■ GIVEN DATA:
>> start

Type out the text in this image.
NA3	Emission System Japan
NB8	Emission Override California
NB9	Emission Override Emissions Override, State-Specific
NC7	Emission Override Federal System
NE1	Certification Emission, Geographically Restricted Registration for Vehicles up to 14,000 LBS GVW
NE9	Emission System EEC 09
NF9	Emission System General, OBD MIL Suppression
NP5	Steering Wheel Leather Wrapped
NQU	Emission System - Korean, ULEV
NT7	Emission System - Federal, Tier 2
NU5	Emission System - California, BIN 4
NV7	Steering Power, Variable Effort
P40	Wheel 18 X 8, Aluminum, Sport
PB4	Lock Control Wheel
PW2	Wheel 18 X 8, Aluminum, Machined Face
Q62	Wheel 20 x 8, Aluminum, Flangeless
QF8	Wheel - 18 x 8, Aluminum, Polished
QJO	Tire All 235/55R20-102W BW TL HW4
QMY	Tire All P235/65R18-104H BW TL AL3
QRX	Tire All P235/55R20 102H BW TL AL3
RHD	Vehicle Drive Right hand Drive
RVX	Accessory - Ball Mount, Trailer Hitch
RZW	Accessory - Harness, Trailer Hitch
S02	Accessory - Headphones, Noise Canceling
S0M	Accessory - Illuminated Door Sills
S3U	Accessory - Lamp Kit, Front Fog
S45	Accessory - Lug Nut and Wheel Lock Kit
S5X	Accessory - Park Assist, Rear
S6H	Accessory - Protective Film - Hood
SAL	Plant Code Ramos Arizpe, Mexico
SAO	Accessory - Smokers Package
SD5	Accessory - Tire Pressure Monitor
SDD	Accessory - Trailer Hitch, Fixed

>> end

■ WHAT YOU SHOULD DO: Everything in the listing above should be restated exactly.

■ THE REPLY:
Type out the text in this image.
NA3	Emission System Japan
NB8	Emission Override California
NB9	Emission Override Emissions Override, State-Specific
NC7	Emission Override Federal System
NE1	Certification Emission, Geographically Restricted Registration for Vehicles up to 14,000 LBS GVW
NE9	Emission System EEC 09
NF9	Emission System General, OBD MIL Suppression
NP5	Steering Wheel Leather Wrapped
NQU	Emission System - Korean, ULEV
NT7	Emission System - Federal, Tier 2
NU5	Emission System - California, BIN 4
NV7	Steering Power, Variable Effort
P40	Wheel 18 X 8, Aluminum, Sport
PB4	Lock Control Wheel
PW2	Wheel 18 X 8, Aluminum, Machined Face
Q62	Wheel 20 x 8, Aluminum, Flangeless
QF8	Wheel - 18 x 8, Aluminum, Polished
QJO	Tire All 235/55R20-102W BW TL HW4
QMY	Tire All P235/65R18-104H BW TL AL3
QRX	Tire All P235/55R20 102H BW TL AL3
RHD	Vehicle Drive Right hand Drive
RVX	Accessory - Ball Mount, Trailer Hitch
RZW	Accessory - Harness, Trailer Hitch
S02	Accessory - Headphones, Noise Canceling
S0M	Accessory - Illuminated Door Sills
S3U	Accessory - Lamp Kit, Front Fog
S45	Accessory - Lug Nut and Wheel Lock Kit
S5X	Accessory - Park Assist, Rear
S6H	Accessory - Protective Film - Hood
SAL	Plant Code Ramos Arizpe, Mexico
SAO	Accessory - Smokers Package
SD5	Accessory - Tire Pressure Monitor
SDD	Accessory - Trailer Hitch, Fixed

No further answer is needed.